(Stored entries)
──────────────────────────────

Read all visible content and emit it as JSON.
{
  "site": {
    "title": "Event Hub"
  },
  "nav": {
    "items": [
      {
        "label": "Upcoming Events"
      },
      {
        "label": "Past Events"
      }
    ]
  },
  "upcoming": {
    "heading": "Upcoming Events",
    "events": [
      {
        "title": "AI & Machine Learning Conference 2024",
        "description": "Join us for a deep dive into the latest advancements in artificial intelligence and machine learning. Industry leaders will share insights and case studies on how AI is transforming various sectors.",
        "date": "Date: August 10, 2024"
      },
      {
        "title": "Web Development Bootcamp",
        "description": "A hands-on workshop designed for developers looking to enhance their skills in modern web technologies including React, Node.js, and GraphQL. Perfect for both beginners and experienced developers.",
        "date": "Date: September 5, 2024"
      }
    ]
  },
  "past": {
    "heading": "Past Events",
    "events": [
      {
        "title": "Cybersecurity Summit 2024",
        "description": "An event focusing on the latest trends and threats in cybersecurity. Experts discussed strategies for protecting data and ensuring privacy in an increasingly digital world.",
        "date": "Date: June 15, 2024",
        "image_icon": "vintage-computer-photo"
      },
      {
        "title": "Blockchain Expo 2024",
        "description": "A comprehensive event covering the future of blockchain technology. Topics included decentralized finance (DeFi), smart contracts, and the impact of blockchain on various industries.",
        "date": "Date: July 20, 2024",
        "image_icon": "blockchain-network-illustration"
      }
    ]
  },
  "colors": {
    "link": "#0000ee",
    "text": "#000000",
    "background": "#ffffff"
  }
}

──────────────────────────────

- Goal
Print the complete listing again, exactly as it stands.

- Expected answer
Read all visible content and emit it as JSON.
{
  "site": {
    "title": "Event Hub"
  },
  "nav": {
    "items": [
      {
        "label": "Upcoming Events"
      },
      {
        "label": "Past Events"
      }
    ]
  },
  "upcoming": {
    "heading": "Upcoming Events",
    "events": [
      {
        "title": "AI & Machine Learning Conference 2024",
        "description": "Join us for a deep dive into the latest advancements in artificial intelligence and machine learning. Industry leaders will share insights and case studies on how AI is transforming various sectors.",
        "date": "Date: August 10, 2024"
      },
      {
        "title": "Web Development Bootcamp",
        "description": "A hands-on workshop designed for developers looking to enhance their skills in modern web technologies including React, Node.js, and GraphQL. Perfect for both beginners and experienced developers.",
        "date": "Date: September 5, 2024"
      }
    ]
  },
  "past": {
    "heading": "Past Events",
    "events": [
      {
        "title": "Cybersecurity Summit 2024",
        "description": "An event focusing on the latest trends and threats in cybersecurity. Experts discussed strategies for protecting data and ensuring privacy in an increasingly digital world.",
        "date": "Date: June 15, 2024",
        "image_icon": "vintage-computer-photo"
      },
      {
        "title": "Blockchain Expo 2024",
        "description": "A comprehensive event covering the future of blockchain technology. Topics included decentralized finance (DeFi), smart contracts, and the impact of blockchain on various industries.",
        "date": "Date: July 20, 2024",
        "image_icon": "blockchain-network-illustration"
      }
    ]
  },
  "colors": {
    "link": "#0000ee",
    "text": "#000000",
    "background": "#ffffff"
  }
}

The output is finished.